Le tulle, le rap, le trio, le coq de Clint et l’homme dépressif
BEAUTE.- « Putain de solitude !» Même si elle fait un passionnant métier, Esther est une femme seule et triste qui se lève, le matin, et parle à… ses roses : « Soyez sages ! Soyez belles ! » La beauté, elle connaît, cette première d’atelier dans la maison Dior. C’est elle qui, depuis des années, avec une équipe de cousettes qu’elle dirige avec fermeté et précision, construit de superbes robes de haute-couture. L’existence d’Esther bascule, un jour, dans le métro lorsqu’on lui arrache son sac à main. C’est Jade, 20 ans et sa copine Souad, deux filles de banlieue, qui ont fait le coup…
Pour Haute couture (France – 1h41. Dans les salles le 10 novembre), la cinéaste Sylvie Ohayon a puisé dans son expérience de mère d’une fille qui a vrillé pour imaginer un récit de la transmission qui a trouvé, dans l’univers de la mode et de la haute couture, un cadre bienvenu. Car l’atelier de Dior est l’endroit où Esther trouve ses marques, où elle peut contribuer à ce que la beauté répare un peu le monde. Alors qu’elle s’avance vers une retraite qui l’angoisse, cette femme qui dit « J’aime la vie. C’est la vie qui ne m’aime pas », repère dans cette Jade qui a pris le risque de venir lui rapporter son sac (et surtout le bijou orné d’une étoile de David qu’il contient) un étonnant potentiel. Car Jade a des doigts « magiques » lorsqu’il s’agit de manipuler et de coudre des tulles et des étoffes. Le second film de Sylvie Ohayon après Papa Was Not a Rolling Stone (2014), séduit par la belle rencontre entre deux femmes de génération et de milieu différents qui vont doucement s’apprivoiser, se comprendre et s’estimer autour de la geste du beau.
C’est l’occasion pour la cinéaste de peaufiner tout à la fois des personnages complexes et de diriger de remarquables actrices. Ainsi, portée par une Nathalie Baye très convaincante, Esther est une femme dont on va découvrir petit à petit, au-delà de la dimension de la transmission, les tourments intimes. Quant à Lisa, qui constate qu’elle a enfin une « utilité », elle est incarnée par Lyna Khoudri, rayonnante jeune comédienne qui devient de plus en plus incontournable (on la remarque aussi actuellement dans The French Dispatch) dans le paysage du 7e art.
ENERGIE.- « J’ai envie que le Maroc, que le monde entier entende ces voix et ces histoires. Elles sont le signe que le monde change ». C’est Nabil Ayouch qui évoque ainsi la portée de son nouveau film, une oeuvre pleine de musique, de mots, de joie et de déprime, d’espérance dans l’avenir. Le réalisateur franco-marocain de 52 ans s’est penché, ici, sur la jeunesse marocaine et plus spécialement sur un groupe de filles et de garçons qui composent la Positive School of Hip Hop… Bien sûr, cette école n’a pas vraiment pignon sur rue et Anas, l’animateur qui se propose d’animer cette School, se perd dans le quartier populaire de Sidi Moumen dans la banlieue de Casablanca. Il finira par trouver quand même le centre culturel (fondé par le cinéaste), véritable vivier d’adolescents passionnés de rap et de hi-hop et y fera mûrir, autour de l’idée de la transmission, une joyeuse bande forte en gueule qui s’interroge : « La réalité, tu en parles ou tu la fuis ? »

TÂCHE COURTE 1 =>
Réécrivez les enregistrements depuis la première ligne jusqu'à celle qui contient « paragraph-line: NFAT1 和 », toutes deux incluses, en remplaçant « paragraph-line » par « text-line » sans rien changer d'autre.

ENREGISTREMENTS À UTILISER =>
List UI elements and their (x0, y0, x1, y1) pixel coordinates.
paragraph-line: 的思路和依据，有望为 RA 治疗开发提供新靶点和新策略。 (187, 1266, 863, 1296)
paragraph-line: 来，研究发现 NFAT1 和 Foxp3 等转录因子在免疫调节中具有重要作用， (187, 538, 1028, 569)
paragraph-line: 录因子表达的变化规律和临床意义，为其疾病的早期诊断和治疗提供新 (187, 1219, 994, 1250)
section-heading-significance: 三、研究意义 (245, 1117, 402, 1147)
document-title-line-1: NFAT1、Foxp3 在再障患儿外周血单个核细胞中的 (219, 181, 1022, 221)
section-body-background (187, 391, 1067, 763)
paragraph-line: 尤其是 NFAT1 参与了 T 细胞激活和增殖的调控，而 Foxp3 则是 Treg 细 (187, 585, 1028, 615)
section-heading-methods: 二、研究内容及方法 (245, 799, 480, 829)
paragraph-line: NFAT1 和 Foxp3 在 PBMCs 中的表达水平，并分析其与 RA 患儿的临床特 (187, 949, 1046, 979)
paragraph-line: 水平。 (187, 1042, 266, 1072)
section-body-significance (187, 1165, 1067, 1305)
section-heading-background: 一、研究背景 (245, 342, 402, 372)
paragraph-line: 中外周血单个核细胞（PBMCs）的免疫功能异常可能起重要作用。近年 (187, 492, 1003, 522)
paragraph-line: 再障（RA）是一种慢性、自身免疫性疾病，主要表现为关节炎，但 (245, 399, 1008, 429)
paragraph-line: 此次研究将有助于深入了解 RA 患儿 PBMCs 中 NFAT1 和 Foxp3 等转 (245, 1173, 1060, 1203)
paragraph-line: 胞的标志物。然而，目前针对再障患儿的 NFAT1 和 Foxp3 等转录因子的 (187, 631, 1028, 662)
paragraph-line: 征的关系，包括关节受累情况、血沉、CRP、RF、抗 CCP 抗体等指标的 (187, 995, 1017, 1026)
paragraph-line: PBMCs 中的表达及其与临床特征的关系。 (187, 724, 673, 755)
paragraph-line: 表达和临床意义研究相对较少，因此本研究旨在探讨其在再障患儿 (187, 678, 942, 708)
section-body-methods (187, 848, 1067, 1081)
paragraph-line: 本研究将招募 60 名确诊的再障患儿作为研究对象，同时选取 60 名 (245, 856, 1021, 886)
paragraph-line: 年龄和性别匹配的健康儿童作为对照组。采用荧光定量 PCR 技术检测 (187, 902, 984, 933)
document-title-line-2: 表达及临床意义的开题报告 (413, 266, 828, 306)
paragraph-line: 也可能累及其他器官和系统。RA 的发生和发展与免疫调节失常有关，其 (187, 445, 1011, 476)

TÂCHE COURTE 2 =>
Répondez à ces questions sur l'extrait :
(a) Dans quelle maison Esther est-elle première d'atelier ?
(b) Quel âge a Nabil Ayouch ?
(c) Dans quel quartier Anas se perd-il ?

RÉPONSE ATTENDUE 1 =>
List UI elements and their (x0, y0, x1, y1) pixel coordinates.
text-line: 的思路和依据，有望为 RA 治疗开发提供新靶点和新策略。 (187, 1266, 863, 1296)
text-line: 来，研究发现 NFAT1 和 Foxp3 等转录因子在免疫调节中具有重要作用， (187, 538, 1028, 569)
text-line: 录因子表达的变化规律和临床意义，为其疾病的早期诊断和治疗提供新 (187, 1219, 994, 1250)
section-heading-significance: 三、研究意义 (245, 1117, 402, 1147)
document-title-line-1: NFAT1、Foxp3 在再障患儿外周血单个核细胞中的 (219, 181, 1022, 221)
section-body-background (187, 391, 1067, 763)
text-line: 尤其是 NFAT1 参与了 T 细胞激活和增殖的调控，而 Foxp3 则是 Treg 细 (187, 585, 1028, 615)
section-heading-methods: 二、研究内容及方法 (245, 799, 480, 829)
text-line: NFAT1 和 Foxp3 在 PBMCs 中的表达水平，并分析其与 RA 患儿的临床特 (187, 949, 1046, 979)

RÉPONSE ATTENDUE 2 =>
(a) Dans la maison Dior.
(b) 52 ans.
(c) Dans le quartier populaire de Sidi Moumen, dans la banlieue de Casablanca.